- What you need to do:
Transcribe the full listing below exactly.

[A block of data]
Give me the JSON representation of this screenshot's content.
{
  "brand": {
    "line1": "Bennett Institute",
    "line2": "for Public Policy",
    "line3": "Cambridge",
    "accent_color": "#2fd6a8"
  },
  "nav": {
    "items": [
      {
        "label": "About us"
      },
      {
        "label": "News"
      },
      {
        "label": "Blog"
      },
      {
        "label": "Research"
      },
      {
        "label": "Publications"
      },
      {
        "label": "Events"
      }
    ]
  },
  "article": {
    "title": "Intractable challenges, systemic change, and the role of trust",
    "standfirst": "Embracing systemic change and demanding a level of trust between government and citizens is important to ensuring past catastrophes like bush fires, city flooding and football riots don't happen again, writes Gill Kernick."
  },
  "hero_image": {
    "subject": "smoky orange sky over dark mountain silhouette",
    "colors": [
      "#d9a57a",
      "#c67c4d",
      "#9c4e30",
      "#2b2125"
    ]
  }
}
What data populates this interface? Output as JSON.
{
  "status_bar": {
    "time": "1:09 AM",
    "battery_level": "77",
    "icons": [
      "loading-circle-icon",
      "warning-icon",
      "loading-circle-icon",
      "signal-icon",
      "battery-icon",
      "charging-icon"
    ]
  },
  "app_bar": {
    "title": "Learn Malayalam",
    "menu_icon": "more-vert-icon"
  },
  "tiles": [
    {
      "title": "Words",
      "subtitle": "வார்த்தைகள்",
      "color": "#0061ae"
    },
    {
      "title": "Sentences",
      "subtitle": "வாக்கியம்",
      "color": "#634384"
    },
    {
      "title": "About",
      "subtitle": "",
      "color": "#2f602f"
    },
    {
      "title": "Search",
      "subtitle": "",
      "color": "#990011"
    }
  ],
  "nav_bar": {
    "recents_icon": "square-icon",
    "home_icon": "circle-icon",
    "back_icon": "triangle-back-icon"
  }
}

- Task result:
Give me the JSON representation of this screenshot's content.
{
  "brand": {
    "line1": "Bennett Institute",
    "line2": "for Public Policy",
    "line3": "Cambridge",
    "accent_color": "#2fd6a8"
  },
  "nav": {
    "items": [
      {
        "label": "About us"
      },
      {
        "label": "News"
      },
      {
        "label": "Blog"
      },
      {
        "label": "Research"
      },
      {
        "label": "Publications"
      },
      {
        "label": "Events"
      }
    ]
  },
  "article": {
    "title": "Intractable challenges, systemic change, and the role of trust",
    "standfirst": "Embracing systemic change and demanding a level of trust between government and citizens is important to ensuring past catastrophes like bush fires, city flooding and football riots don't happen again, writes Gill Kernick."
  },
  "hero_image": {
    "subject": "smoky orange sky over dark mountain silhouette",
    "colors": [
      "#d9a57a",
      "#c67c4d",
      "#9c4e30",
      "#2b2125"
    ]
  }
}
What data populates this interface? Output as JSON.
{
  "status_bar": {
    "time": "1:09 AM",
    "battery_level": "77",
    "icons": [
      "loading-circle-icon",
      "warning-icon",
      "loading-circle-icon",
      "signal-icon",
      "battery-icon",
      "charging-icon"
    ]
  },
  "app_bar": {
    "title": "Learn Malayalam",
    "menu_icon": "more-vert-icon"
  },
  "tiles": [
    {
      "title": "Words",
      "subtitle": "வார்த்தைகள்",
      "color": "#0061ae"
    },
    {
      "title": "Sentences",
      "subtitle": "வாக்கியம்",
      "color": "#634384"
    },
    {
      "title": "About",
      "subtitle": "",
      "color": "#2f602f"
    },
    {
      "title": "Search",
      "subtitle": "",
      "color": "#990011"
    }
  ],
  "nav_bar": {
    "recents_icon": "square-icon",
    "home_icon": "circle-icon",
    "back_icon": "triangle-back-icon"
  }
}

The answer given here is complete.